[Extracted data entries]

## Begin

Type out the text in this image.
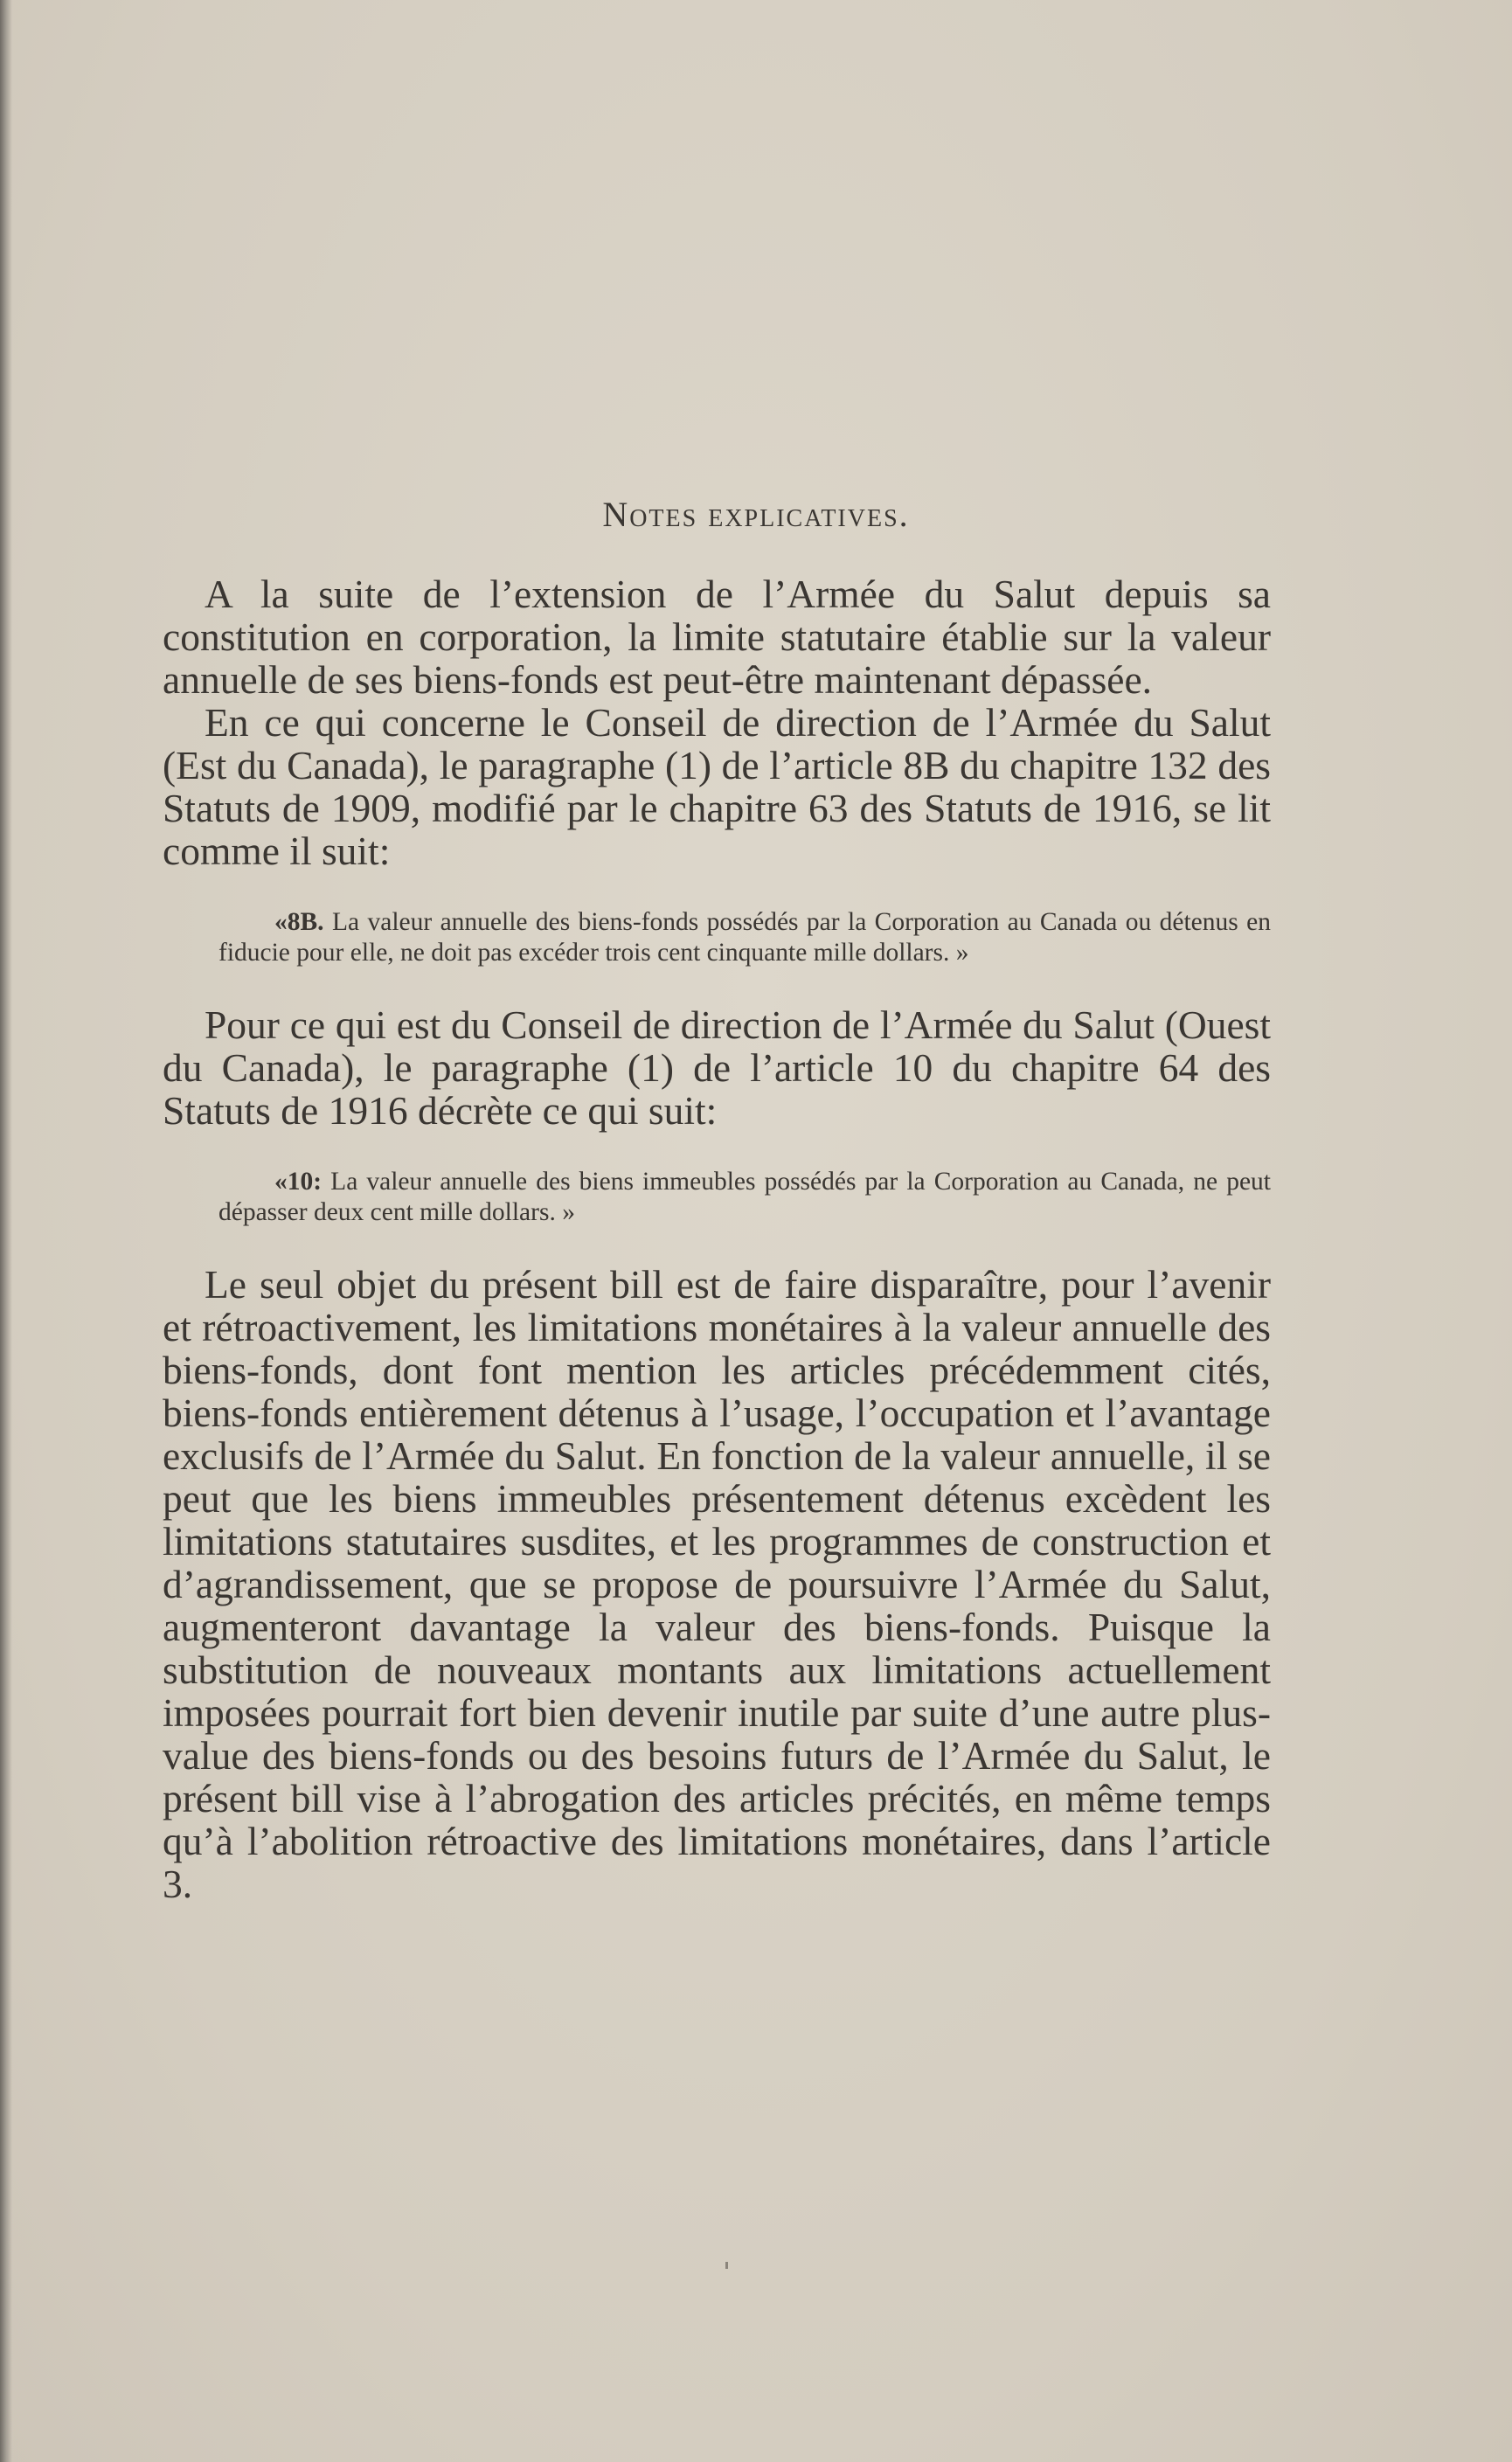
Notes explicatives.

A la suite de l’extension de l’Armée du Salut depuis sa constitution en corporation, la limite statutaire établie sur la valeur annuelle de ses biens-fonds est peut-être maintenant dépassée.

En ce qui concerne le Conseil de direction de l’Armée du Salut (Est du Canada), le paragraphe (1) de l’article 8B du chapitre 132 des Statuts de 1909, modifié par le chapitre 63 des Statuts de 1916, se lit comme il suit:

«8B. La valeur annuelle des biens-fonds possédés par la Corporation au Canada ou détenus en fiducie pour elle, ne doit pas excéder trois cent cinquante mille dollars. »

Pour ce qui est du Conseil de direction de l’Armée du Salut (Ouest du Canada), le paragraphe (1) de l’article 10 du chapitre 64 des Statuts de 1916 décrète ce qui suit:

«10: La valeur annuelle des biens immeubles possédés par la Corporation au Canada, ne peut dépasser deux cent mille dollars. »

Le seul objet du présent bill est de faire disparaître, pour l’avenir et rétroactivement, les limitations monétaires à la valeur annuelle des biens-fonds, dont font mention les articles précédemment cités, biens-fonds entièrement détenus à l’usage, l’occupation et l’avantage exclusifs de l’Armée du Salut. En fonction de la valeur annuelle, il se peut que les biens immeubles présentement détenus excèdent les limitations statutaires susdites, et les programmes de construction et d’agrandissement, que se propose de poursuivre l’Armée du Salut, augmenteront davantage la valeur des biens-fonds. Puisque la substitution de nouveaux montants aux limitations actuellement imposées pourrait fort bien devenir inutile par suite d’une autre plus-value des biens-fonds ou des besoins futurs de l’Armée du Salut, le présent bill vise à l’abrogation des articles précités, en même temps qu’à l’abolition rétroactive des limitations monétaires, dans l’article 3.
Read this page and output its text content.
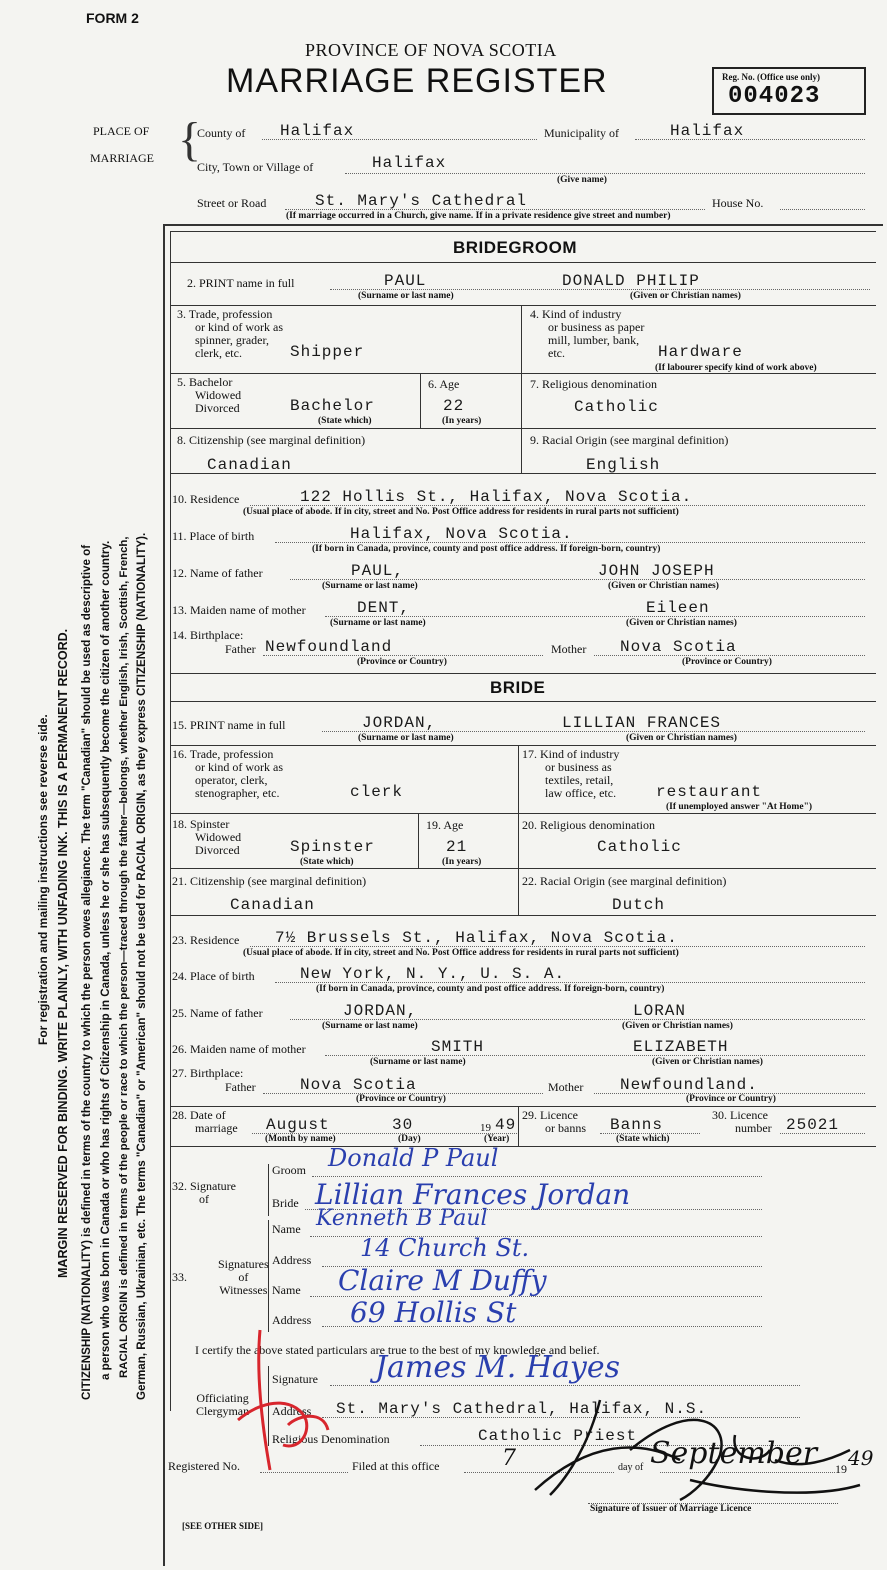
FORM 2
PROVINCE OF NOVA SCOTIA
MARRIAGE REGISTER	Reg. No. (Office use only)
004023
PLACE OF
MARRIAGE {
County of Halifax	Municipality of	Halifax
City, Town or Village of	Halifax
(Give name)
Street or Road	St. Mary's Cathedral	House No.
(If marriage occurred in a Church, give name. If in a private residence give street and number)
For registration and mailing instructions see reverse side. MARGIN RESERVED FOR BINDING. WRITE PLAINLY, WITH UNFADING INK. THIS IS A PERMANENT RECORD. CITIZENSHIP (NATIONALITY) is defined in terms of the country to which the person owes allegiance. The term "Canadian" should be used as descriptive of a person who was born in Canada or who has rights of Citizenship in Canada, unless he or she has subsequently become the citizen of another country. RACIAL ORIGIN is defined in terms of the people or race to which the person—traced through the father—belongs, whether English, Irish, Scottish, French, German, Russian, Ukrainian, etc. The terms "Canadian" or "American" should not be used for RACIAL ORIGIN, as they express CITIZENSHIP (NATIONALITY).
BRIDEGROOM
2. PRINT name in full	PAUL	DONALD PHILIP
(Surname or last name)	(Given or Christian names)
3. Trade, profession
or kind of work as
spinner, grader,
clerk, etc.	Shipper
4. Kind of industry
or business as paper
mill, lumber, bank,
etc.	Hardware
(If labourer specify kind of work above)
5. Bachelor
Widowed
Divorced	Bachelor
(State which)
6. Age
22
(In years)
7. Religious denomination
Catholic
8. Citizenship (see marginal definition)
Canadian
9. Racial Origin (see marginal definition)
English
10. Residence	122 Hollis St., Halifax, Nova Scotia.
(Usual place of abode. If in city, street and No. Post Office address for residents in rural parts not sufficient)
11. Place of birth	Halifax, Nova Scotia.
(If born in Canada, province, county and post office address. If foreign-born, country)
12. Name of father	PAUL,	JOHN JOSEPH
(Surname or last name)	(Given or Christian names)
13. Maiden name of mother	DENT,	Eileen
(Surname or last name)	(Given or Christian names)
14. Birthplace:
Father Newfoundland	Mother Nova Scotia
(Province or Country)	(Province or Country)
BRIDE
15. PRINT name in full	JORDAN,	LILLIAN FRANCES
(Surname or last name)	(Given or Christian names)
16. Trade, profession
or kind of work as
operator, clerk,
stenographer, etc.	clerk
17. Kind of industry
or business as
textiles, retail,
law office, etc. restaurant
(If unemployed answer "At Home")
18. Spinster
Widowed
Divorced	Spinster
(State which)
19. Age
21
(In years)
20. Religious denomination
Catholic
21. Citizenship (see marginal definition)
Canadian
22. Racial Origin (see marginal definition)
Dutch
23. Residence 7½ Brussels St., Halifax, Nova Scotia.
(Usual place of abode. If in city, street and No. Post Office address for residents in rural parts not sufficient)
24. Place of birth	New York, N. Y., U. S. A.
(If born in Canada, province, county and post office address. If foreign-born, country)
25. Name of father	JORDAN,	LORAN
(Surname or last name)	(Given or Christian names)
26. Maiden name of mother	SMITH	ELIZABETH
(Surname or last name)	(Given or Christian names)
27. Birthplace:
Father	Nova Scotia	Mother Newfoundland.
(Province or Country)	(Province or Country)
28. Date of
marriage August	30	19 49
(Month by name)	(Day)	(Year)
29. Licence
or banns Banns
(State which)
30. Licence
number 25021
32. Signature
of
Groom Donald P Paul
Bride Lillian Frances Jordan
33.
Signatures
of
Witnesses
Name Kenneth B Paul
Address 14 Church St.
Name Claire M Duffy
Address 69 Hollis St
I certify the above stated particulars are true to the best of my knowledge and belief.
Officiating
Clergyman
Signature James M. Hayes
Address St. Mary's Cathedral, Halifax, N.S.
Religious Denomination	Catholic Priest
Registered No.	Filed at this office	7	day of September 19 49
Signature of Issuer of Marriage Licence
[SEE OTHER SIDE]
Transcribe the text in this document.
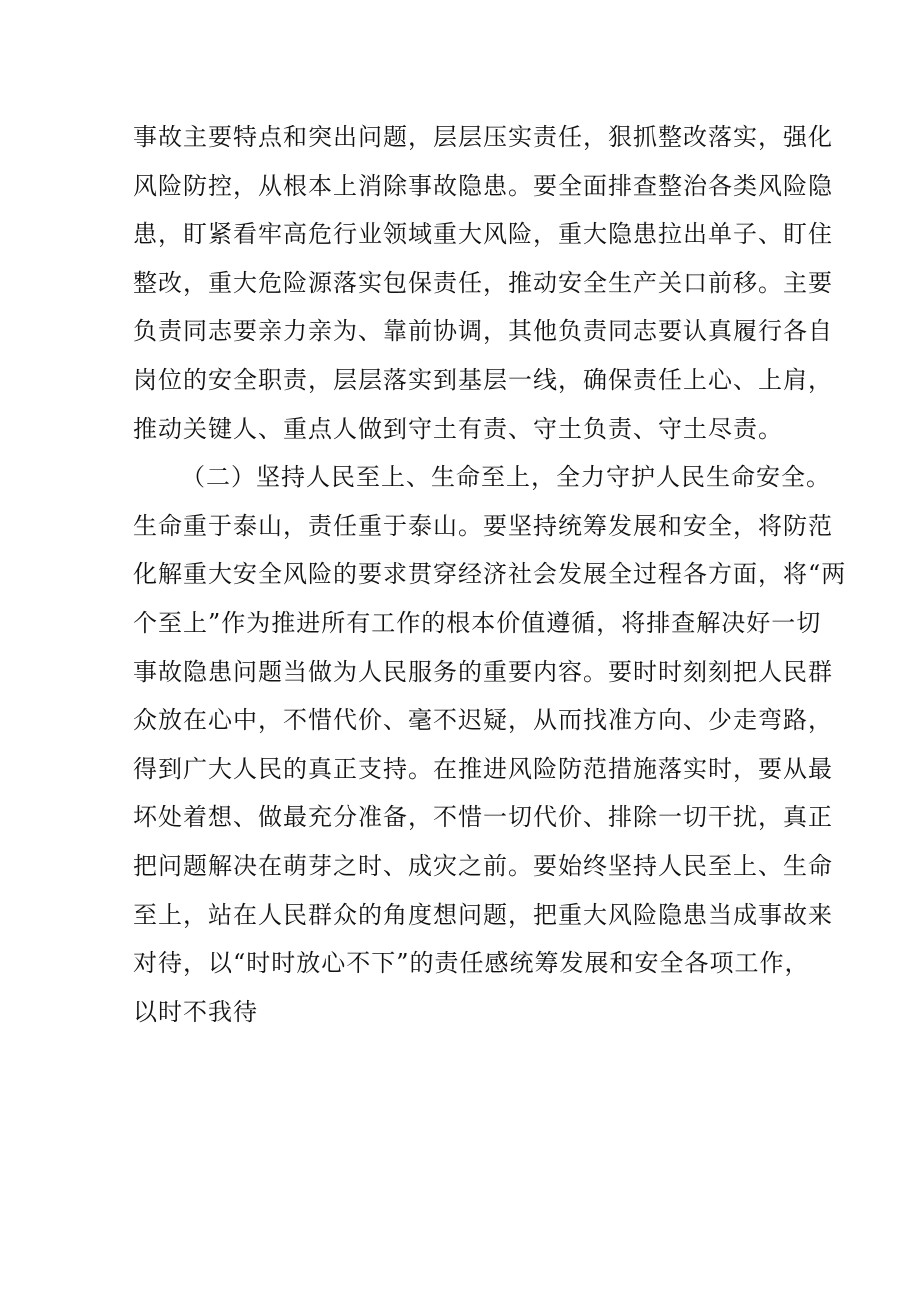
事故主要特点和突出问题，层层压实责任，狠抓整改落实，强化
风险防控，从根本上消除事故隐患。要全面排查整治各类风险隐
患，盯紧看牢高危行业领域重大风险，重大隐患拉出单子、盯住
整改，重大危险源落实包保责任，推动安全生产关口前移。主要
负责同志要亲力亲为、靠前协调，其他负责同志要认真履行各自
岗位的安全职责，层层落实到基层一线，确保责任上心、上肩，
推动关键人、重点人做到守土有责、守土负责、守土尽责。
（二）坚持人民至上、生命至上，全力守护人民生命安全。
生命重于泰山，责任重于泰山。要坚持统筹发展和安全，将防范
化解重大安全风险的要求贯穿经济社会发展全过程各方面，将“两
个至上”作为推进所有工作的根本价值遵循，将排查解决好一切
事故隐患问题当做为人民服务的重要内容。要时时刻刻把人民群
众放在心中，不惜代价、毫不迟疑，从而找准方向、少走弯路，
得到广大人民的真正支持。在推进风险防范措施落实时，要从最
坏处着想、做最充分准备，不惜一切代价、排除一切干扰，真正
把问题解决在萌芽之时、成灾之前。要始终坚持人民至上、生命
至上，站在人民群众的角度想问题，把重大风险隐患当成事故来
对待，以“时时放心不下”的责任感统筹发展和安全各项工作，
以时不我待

## End

What is expected: Locate the word "full" in the data above. Copy every line carrying it.

Response:
2. PRINT name in full	PAUL	DONALD PHILIP
15. PRINT name in full	JORDAN,	LILLIAN FRANCES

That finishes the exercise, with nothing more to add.